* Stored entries
· · · · ·
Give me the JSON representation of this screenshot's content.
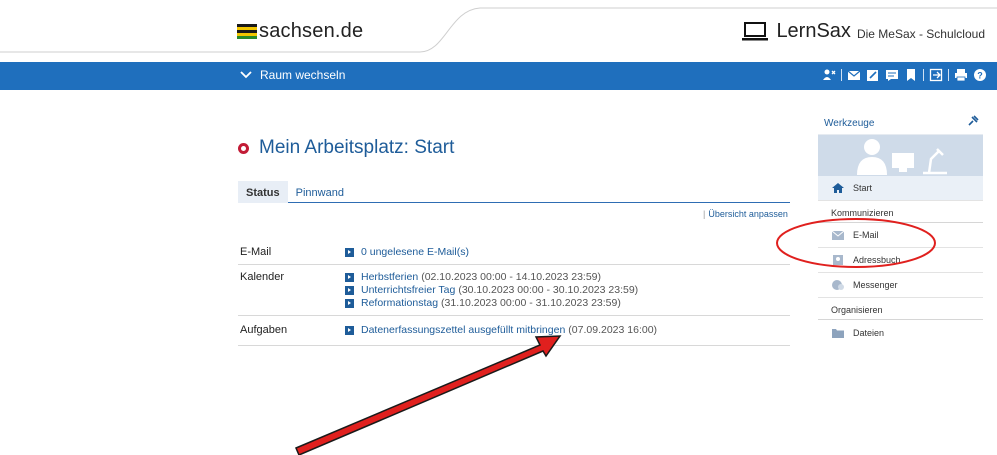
{
  "header": {
    "sachsen_logo": "sachsen.de",
    "lernsax_name": "LernSax",
    "lernsax_sub": "Die MeSax - Schulcloud",
    "flag_colors": [
      "#1a1a1a",
      "#f2c600",
      "#1a1a1a",
      "#f2c600",
      "#2a8a2a"
    ]
  },
  "topbar": {
    "room_switch": "Raum wechseln",
    "bg_color": "#1f6fbd",
    "icons": [
      "user-add-icon",
      "mail-icon",
      "edit-icon",
      "message-icon",
      "bookmark-icon",
      "logout-icon",
      "print-icon",
      "help-icon"
    ]
  },
  "main": {
    "title": "Mein Arbeitsplatz: Start",
    "tabs": [
      {
        "label": "Status",
        "active": true
      },
      {
        "label": "Pinnwand",
        "active": false
      }
    ],
    "customize_link": "Übersicht anpassen",
    "rows": [
      {
        "label": "E-Mail",
        "items": [
          {
            "link": "0 ungelesene E-Mail(s)",
            "detail": ""
          }
        ]
      },
      {
        "label": "Kalender",
        "items": [
          {
            "link": "Herbstferien",
            "detail": "(02.10.2023 00:00 - 14.10.2023 23:59)"
          },
          {
            "link": "Unterrichtsfreier Tag",
            "detail": "(30.10.2023 00:00 - 30.10.2023 23:59)"
          },
          {
            "link": "Reformationstag",
            "detail": "(31.10.2023 00:00 - 31.10.2023 23:59)"
          }
        ]
      },
      {
        "label": "Aufgaben",
        "items": [
          {
            "link": "Datenerfassungszettel ausgefüllt mitbringen",
            "detail": "(07.09.2023 16:00)"
          }
        ]
      }
    ]
  },
  "sidebar": {
    "heading": "Werkzeuge",
    "start": "Start",
    "section_communicate": "Kommunizieren",
    "email": "E-Mail",
    "addressbook": "Adressbuch",
    "messenger": "Messenger",
    "section_organize": "Organisieren",
    "files": "Dateien"
  },
  "annotations": {
    "circle_color": "#e0201e",
    "arrow_color": "#e0201e"
  }
}
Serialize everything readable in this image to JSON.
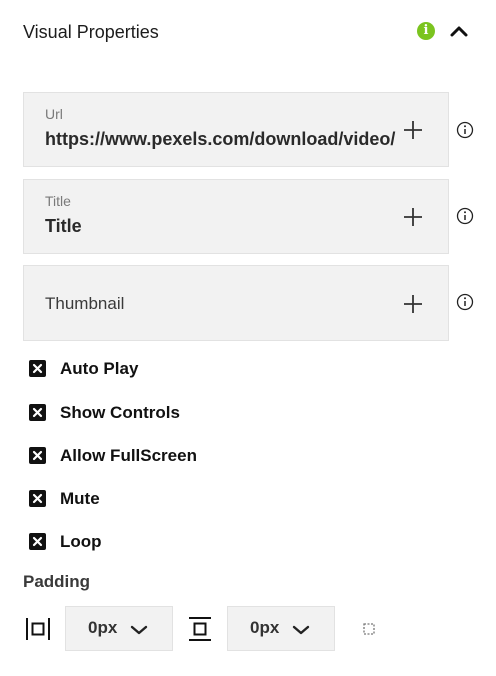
{
  "header": {
    "title": "Visual Properties",
    "info_icon": "info-icon",
    "collapse_icon": "chevron-up-icon",
    "accent": "#7bc41f"
  },
  "fields": {
    "url": {
      "label": "Url",
      "value": "https://www.pexels.com/download/video/"
    },
    "title": {
      "label": "Title",
      "value": "Title"
    },
    "thumbnail": {
      "placeholder": "Thumbnail"
    }
  },
  "options": [
    {
      "label": "Auto Play"
    },
    {
      "label": "Show Controls"
    },
    {
      "label": "Allow FullScreen"
    },
    {
      "label": "Mute"
    },
    {
      "label": "Loop"
    }
  ],
  "padding": {
    "label": "Padding",
    "horizontal": "0px",
    "vertical": "0px"
  }
}
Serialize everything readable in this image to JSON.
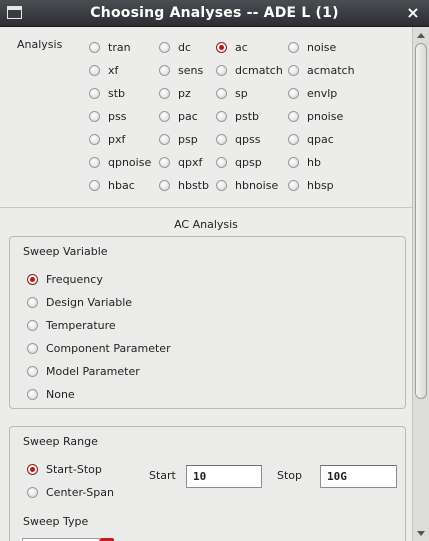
{
  "window": {
    "title": "Choosing Analyses -- ADE L (1)",
    "close_glyph": "×"
  },
  "analysis": {
    "label": "Analysis",
    "selected": "ac",
    "columns": [
      [
        "tran",
        "xf",
        "stb",
        "pss",
        "pxf",
        "qpnoise",
        "hbac"
      ],
      [
        "dc",
        "sens",
        "pz",
        "pac",
        "psp",
        "qpxf",
        "hbstb"
      ],
      [
        "ac",
        "dcmatch",
        "sp",
        "pstb",
        "qpss",
        "qpsp",
        "hbnoise"
      ],
      [
        "noise",
        "acmatch",
        "envlp",
        "pnoise",
        "qpac",
        "hb",
        "hbsp"
      ]
    ]
  },
  "ac_analysis": {
    "heading": "AC Analysis",
    "sweep_variable": {
      "title": "Sweep Variable",
      "selected": "Frequency",
      "options": [
        "Frequency",
        "Design Variable",
        "Temperature",
        "Component Parameter",
        "Model Parameter",
        "None"
      ]
    },
    "sweep_range": {
      "title": "Sweep Range",
      "selected": "Start-Stop",
      "options": [
        "Start-Stop",
        "Center-Span"
      ],
      "start_label": "Start",
      "start_value": "10",
      "stop_label": "Stop",
      "stop_value": "10G",
      "sweep_type_label": "Sweep Type"
    }
  },
  "colors": {
    "accent": "#c0141b",
    "titlebar": "#2c2e31"
  }
}
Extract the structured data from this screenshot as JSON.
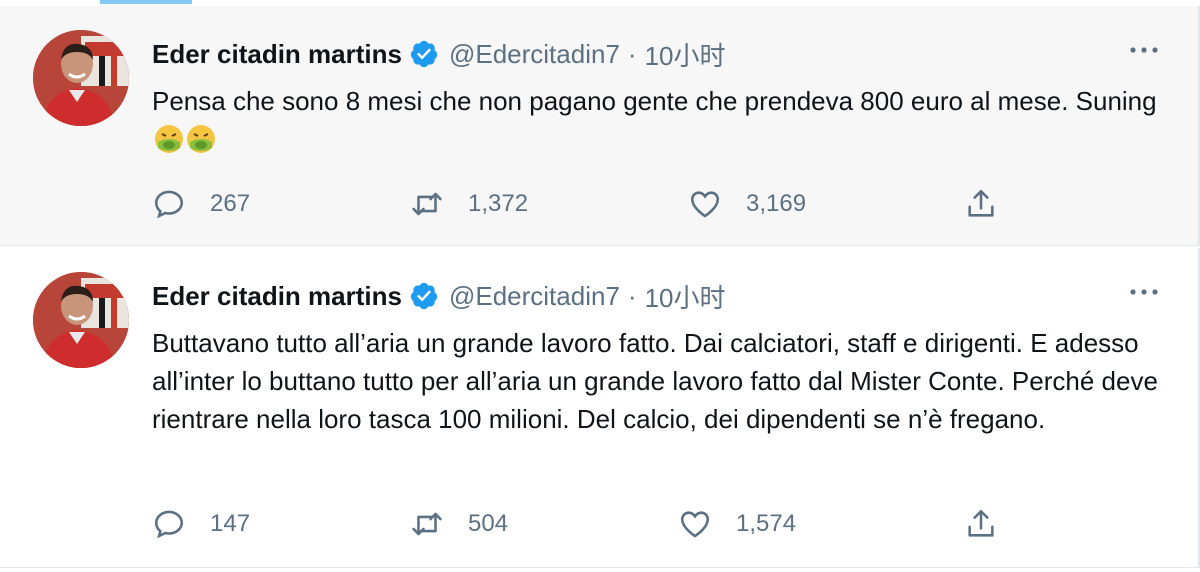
{
  "colors": {
    "accent": "#1d9bf0",
    "verified": "#1d9bf0",
    "secondary_text": "#5b7083"
  },
  "tweets": [
    {
      "author_name": "Eder citadin martins",
      "handle": "@Edercitadin7",
      "separator": "·",
      "time": "10小时",
      "text": "Pensa che sono 8 mesi che non pagano gente che prendeva 800 euro al mese. Suning",
      "emoji": [
        "nauseated-face",
        "nauseated-face"
      ],
      "replies": "267",
      "retweets": "1,372",
      "likes": "3,169"
    },
    {
      "author_name": "Eder citadin martins",
      "handle": "@Edercitadin7",
      "separator": "·",
      "time": "10小时",
      "text": "Buttavano tutto all’aria un grande lavoro fatto. Dai calciatori, staff e dirigenti. E adesso all’inter lo buttano tutto per all’aria un grande lavoro fatto dal Mister Conte. Perché deve rientrare nella loro tasca 100 milioni. Del calcio, dei dipendenti se n’è fregano.",
      "replies": "147",
      "retweets": "504",
      "likes": "1,574"
    }
  ]
}
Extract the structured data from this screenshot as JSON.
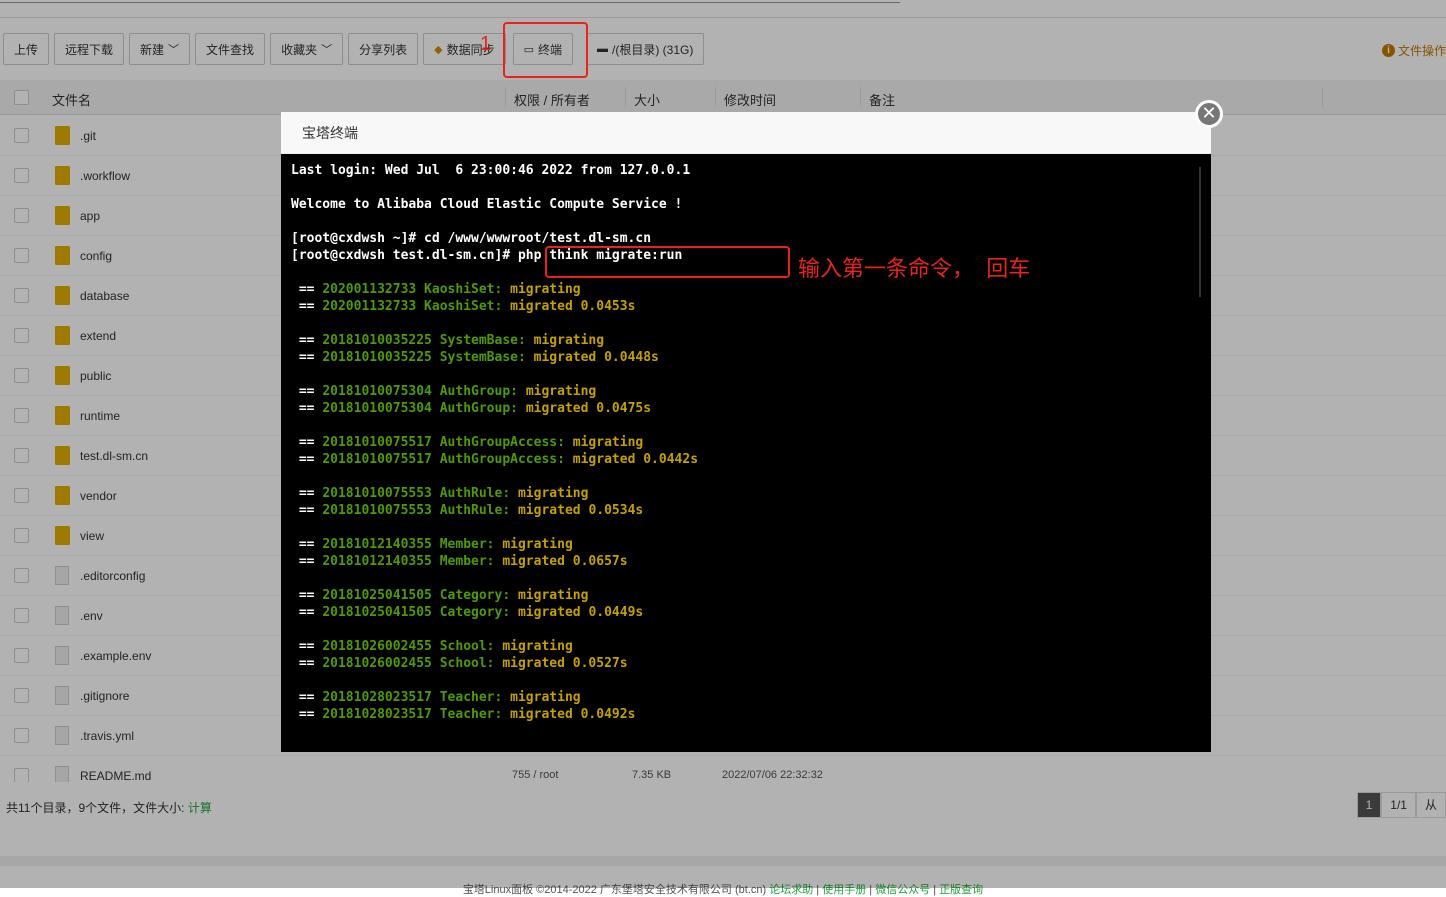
{
  "toolbar": {
    "upload": "上传",
    "remote_download": "远程下载",
    "new": "新建",
    "file_search": "文件查找",
    "favorites": "收藏夹",
    "share_list": "分享列表",
    "data_sync": "数据同步",
    "terminal": "终端",
    "disk": "/(根目录) (31G)",
    "file_ops": "文件操作"
  },
  "table": {
    "headers": {
      "name": "文件名",
      "perm": "权限 / 所有者",
      "size": "大小",
      "mtime": "修改时间",
      "note": "备注"
    },
    "rows": [
      {
        "name": ".git",
        "type": "folder"
      },
      {
        "name": ".workflow",
        "type": "folder"
      },
      {
        "name": "app",
        "type": "folder"
      },
      {
        "name": "config",
        "type": "folder"
      },
      {
        "name": "database",
        "type": "folder"
      },
      {
        "name": "extend",
        "type": "folder"
      },
      {
        "name": "public",
        "type": "folder"
      },
      {
        "name": "runtime",
        "type": "folder"
      },
      {
        "name": "test.dl-sm.cn",
        "type": "folder"
      },
      {
        "name": "vendor",
        "type": "folder"
      },
      {
        "name": "view",
        "type": "folder"
      },
      {
        "name": ".editorconfig",
        "type": "file"
      },
      {
        "name": ".env",
        "type": "file"
      },
      {
        "name": ".example.env",
        "type": "file"
      },
      {
        "name": ".gitignore",
        "type": "file"
      },
      {
        "name": ".travis.yml",
        "type": "file"
      },
      {
        "name": "README.md",
        "type": "file",
        "perm": "755 / root",
        "size": "7.35 KB",
        "mtime": "2022/07/06 22:32:32"
      }
    ]
  },
  "status": {
    "summary": "共11个目录，9个文件，文件大小: ",
    "calc": "计算",
    "page": "1",
    "pages": "1/1",
    "from": "从"
  },
  "footer": {
    "copy": "宝塔Linux面板 ©2014-2022 广东堡塔安全技术有限公司 (bt.cn)",
    "links": [
      "论坛求助",
      "使用手册",
      "微信公众号",
      "正版查询"
    ]
  },
  "modal": {
    "title": "宝塔终端",
    "lines": [
      "Last login: Wed Jul  6 23:00:46 2022 from 127.0.0.1",
      "",
      "Welcome to Alibaba Cloud Elastic Compute Service !",
      "",
      "[root@cxdwsh ~]# cd /www/wwwroot/test.dl-sm.cn",
      "[root@cxdwsh test.dl-sm.cn]# php think migrate:run",
      ""
    ],
    "migrations": [
      {
        "id": "202001132733 KaoshiSet:",
        "time": "0.0453s"
      },
      {
        "id": "20181010035225 SystemBase:",
        "time": "0.0448s"
      },
      {
        "id": "20181010075304 AuthGroup:",
        "time": "0.0475s"
      },
      {
        "id": "20181010075517 AuthGroupAccess:",
        "time": "0.0442s"
      },
      {
        "id": "20181010075553 AuthRule:",
        "time": "0.0534s"
      },
      {
        "id": "20181012140355 Member:",
        "time": "0.0657s"
      },
      {
        "id": "20181025041505 Category:",
        "time": "0.0449s"
      },
      {
        "id": "20181026002455 School:",
        "time": "0.0527s"
      },
      {
        "id": "20181028023517 Teacher:",
        "time": "0.0492s"
      }
    ],
    "migrating": "migrating",
    "migrated": "migrated"
  },
  "annotations": {
    "step1": "1",
    "step2": "输入第一条命令，  回车"
  }
}
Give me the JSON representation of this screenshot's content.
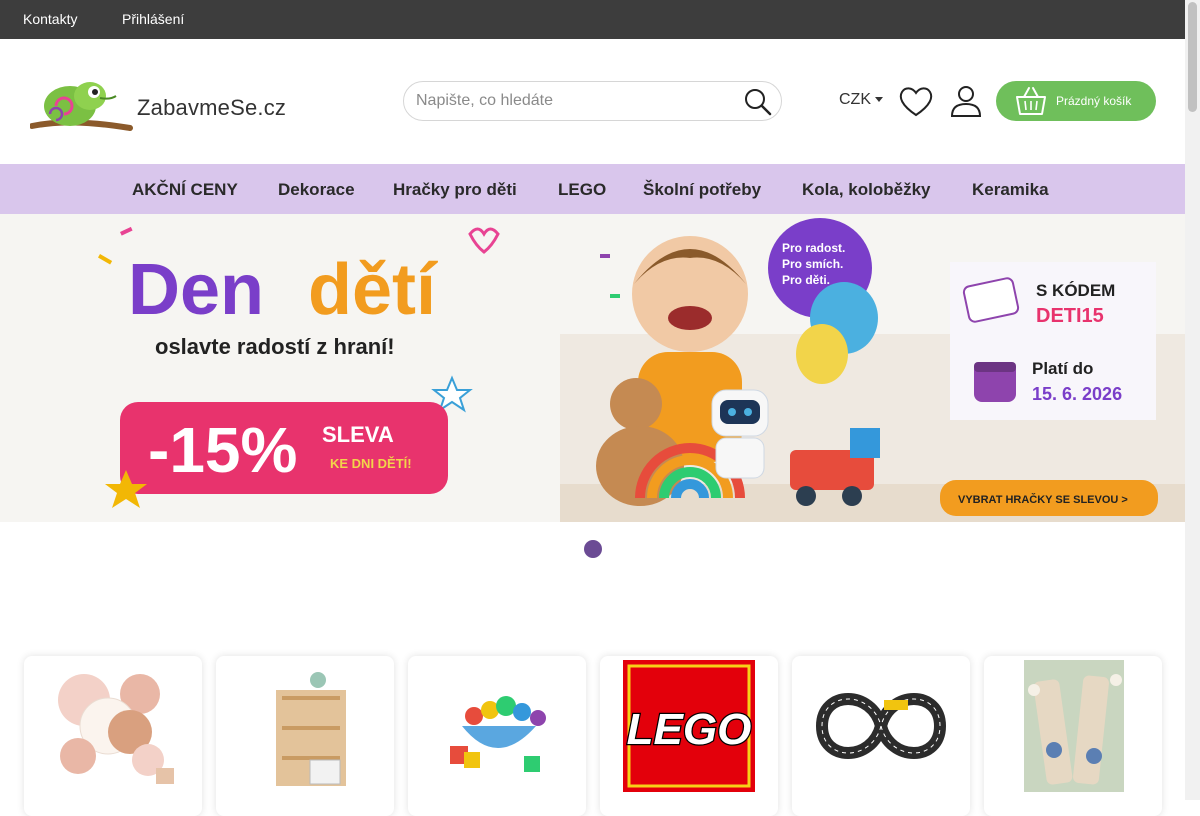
{
  "topbar": {
    "links": [
      "Kontakty",
      "Přihlášení"
    ]
  },
  "header": {
    "logo_text": "ZabavmeSe.cz",
    "search_placeholder": "Napište, co hledáte",
    "currency": "CZK",
    "cart_label": "Prázdný košík"
  },
  "nav": [
    "AKČNÍ CENY",
    "Dekorace",
    "Hračky pro děti",
    "LEGO",
    "Školní potřeby",
    "Kola, koloběžky",
    "Keramika"
  ],
  "banner": {
    "title_part1": "Den",
    "title_part2": "dětí",
    "subtitle": "oslavte radostí z hraní!",
    "discount": "-15%",
    "sleva": "SLEVA",
    "sleva_sub": "KE DNI DĚTÍ!",
    "balloon_text": [
      "Pro radost.",
      "Pro smích.",
      "Pro děti."
    ],
    "code_label": "S KÓDEM",
    "code": "DETI15",
    "valid_label": "Platí do",
    "valid_date": "15. 6. 2026",
    "cta": "VYBRAT HRAČKY SE SLEVOU >"
  },
  "tiles": {
    "lego_logo": "LEGO"
  },
  "colors": {
    "topbar": "#3d3d3d",
    "nav": "#d9c6ec",
    "cart": "#6fbf5b",
    "accent_purple": "#6b4b94"
  }
}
· · · · ·
* AIM OF THE EXERCISE
Indicate how many lines of the material include the word "cxdwsh"; the number alone is required.

* RESPONSE TO THE TASK
2